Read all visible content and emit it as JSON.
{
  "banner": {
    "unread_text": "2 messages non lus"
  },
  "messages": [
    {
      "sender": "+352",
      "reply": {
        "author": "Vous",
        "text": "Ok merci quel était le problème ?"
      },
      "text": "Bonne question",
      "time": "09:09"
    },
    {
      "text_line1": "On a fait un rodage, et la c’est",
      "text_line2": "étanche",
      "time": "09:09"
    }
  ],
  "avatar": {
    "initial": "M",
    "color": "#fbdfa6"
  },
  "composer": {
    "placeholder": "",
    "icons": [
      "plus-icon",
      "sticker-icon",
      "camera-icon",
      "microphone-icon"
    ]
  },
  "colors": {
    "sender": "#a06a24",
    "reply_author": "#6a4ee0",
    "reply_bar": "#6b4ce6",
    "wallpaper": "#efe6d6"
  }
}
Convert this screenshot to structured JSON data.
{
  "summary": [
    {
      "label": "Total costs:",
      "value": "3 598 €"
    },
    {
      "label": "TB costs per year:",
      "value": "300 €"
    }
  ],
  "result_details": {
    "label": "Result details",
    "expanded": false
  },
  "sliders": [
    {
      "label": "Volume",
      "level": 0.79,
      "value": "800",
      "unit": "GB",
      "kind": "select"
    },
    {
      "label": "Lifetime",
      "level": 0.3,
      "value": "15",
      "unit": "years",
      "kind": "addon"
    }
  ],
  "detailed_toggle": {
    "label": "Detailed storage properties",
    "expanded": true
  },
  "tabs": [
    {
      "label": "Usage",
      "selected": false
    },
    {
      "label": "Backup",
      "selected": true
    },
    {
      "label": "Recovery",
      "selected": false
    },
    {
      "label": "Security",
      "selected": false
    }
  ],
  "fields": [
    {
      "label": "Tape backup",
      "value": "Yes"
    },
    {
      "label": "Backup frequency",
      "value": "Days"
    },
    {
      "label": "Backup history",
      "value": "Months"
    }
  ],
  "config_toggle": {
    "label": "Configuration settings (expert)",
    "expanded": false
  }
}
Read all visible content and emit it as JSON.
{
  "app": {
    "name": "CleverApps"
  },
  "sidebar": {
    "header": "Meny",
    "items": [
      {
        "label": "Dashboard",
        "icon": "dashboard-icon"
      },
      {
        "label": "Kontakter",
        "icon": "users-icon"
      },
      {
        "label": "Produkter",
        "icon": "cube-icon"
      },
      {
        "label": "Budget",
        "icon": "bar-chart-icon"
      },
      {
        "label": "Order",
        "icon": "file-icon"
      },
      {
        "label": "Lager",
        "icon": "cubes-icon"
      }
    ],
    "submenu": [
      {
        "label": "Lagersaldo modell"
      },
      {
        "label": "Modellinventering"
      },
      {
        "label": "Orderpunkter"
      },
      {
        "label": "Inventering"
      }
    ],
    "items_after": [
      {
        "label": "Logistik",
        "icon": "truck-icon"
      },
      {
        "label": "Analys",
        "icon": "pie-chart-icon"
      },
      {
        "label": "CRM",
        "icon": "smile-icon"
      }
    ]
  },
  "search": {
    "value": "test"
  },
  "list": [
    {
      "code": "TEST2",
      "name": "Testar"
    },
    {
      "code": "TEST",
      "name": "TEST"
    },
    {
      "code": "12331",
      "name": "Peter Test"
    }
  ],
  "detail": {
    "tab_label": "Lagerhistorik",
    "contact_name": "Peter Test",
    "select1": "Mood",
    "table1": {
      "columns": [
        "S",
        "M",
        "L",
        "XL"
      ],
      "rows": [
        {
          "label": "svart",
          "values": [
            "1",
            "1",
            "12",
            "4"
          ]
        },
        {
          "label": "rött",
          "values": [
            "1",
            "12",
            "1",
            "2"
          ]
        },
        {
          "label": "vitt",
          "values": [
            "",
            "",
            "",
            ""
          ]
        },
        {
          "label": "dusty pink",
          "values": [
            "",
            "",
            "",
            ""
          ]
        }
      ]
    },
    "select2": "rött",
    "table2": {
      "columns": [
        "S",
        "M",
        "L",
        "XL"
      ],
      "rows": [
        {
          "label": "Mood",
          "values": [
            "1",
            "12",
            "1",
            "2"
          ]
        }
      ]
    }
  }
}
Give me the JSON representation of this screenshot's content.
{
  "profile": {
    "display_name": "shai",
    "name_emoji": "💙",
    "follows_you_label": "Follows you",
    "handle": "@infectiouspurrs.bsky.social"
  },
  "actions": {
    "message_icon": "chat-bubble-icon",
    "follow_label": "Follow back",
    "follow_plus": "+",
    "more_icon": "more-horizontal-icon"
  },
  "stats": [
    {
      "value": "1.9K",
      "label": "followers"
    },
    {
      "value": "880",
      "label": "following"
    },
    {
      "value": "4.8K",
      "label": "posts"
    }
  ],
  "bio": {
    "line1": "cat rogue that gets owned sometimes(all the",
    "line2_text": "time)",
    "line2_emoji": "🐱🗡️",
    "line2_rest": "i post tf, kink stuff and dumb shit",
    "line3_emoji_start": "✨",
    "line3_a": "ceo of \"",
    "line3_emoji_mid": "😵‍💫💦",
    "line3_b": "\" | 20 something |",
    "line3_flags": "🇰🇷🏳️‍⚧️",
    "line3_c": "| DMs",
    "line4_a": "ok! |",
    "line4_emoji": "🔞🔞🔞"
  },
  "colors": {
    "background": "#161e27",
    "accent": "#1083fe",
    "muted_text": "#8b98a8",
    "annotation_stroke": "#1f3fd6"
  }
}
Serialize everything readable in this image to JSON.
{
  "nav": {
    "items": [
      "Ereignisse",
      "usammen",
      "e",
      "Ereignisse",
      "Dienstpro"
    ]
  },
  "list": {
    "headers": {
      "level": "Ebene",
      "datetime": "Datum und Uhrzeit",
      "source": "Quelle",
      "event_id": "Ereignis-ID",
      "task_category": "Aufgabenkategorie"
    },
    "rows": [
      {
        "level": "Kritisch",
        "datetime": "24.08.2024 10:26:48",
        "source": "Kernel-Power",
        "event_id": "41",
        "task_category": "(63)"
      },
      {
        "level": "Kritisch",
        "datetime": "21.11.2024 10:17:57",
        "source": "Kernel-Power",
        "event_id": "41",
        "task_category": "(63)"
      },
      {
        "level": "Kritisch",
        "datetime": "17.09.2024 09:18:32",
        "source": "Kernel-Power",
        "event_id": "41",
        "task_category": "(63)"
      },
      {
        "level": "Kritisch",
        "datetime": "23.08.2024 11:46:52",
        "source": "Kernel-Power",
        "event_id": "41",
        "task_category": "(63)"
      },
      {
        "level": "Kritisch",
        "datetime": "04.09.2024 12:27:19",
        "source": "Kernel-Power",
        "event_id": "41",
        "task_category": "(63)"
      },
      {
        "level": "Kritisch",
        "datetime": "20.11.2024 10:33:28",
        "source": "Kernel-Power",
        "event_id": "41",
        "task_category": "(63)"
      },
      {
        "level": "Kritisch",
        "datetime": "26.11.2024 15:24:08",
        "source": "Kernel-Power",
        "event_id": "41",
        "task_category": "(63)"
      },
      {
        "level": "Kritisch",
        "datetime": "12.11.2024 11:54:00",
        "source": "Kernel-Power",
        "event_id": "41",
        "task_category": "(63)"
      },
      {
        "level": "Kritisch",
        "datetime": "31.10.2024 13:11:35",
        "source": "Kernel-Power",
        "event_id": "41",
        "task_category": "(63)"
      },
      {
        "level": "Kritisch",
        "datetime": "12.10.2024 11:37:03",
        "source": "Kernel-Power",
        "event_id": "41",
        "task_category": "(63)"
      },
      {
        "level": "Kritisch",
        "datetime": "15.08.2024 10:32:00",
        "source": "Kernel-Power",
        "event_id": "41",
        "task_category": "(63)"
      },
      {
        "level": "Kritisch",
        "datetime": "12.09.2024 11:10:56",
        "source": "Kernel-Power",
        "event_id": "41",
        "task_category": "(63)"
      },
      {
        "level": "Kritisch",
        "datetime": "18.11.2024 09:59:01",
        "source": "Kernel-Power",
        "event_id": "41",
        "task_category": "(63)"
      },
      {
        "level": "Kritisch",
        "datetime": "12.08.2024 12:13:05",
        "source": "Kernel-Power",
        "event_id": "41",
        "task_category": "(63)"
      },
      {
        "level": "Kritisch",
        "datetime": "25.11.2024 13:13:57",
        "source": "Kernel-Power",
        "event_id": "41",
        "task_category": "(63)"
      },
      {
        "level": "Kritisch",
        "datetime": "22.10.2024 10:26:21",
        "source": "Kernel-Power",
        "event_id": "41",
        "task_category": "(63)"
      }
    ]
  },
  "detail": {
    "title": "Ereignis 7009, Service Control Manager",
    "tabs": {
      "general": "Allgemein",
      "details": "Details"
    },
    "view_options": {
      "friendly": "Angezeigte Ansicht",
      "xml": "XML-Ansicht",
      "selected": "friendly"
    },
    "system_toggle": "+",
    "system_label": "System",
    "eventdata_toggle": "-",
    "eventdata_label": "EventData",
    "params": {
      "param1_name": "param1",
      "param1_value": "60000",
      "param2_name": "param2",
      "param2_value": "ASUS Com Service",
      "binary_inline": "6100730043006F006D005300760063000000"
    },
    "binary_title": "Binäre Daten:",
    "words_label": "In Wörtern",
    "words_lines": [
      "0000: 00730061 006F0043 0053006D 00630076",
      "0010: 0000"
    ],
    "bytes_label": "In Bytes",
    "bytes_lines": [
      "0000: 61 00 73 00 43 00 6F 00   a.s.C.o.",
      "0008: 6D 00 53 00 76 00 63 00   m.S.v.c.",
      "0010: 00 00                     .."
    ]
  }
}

========================================================================

Aim> Using the listing above, return all lines where the word "Peter" occurs.

Finished exercise>
      "name": "Peter Test"
    "contact_name": "Peter Test",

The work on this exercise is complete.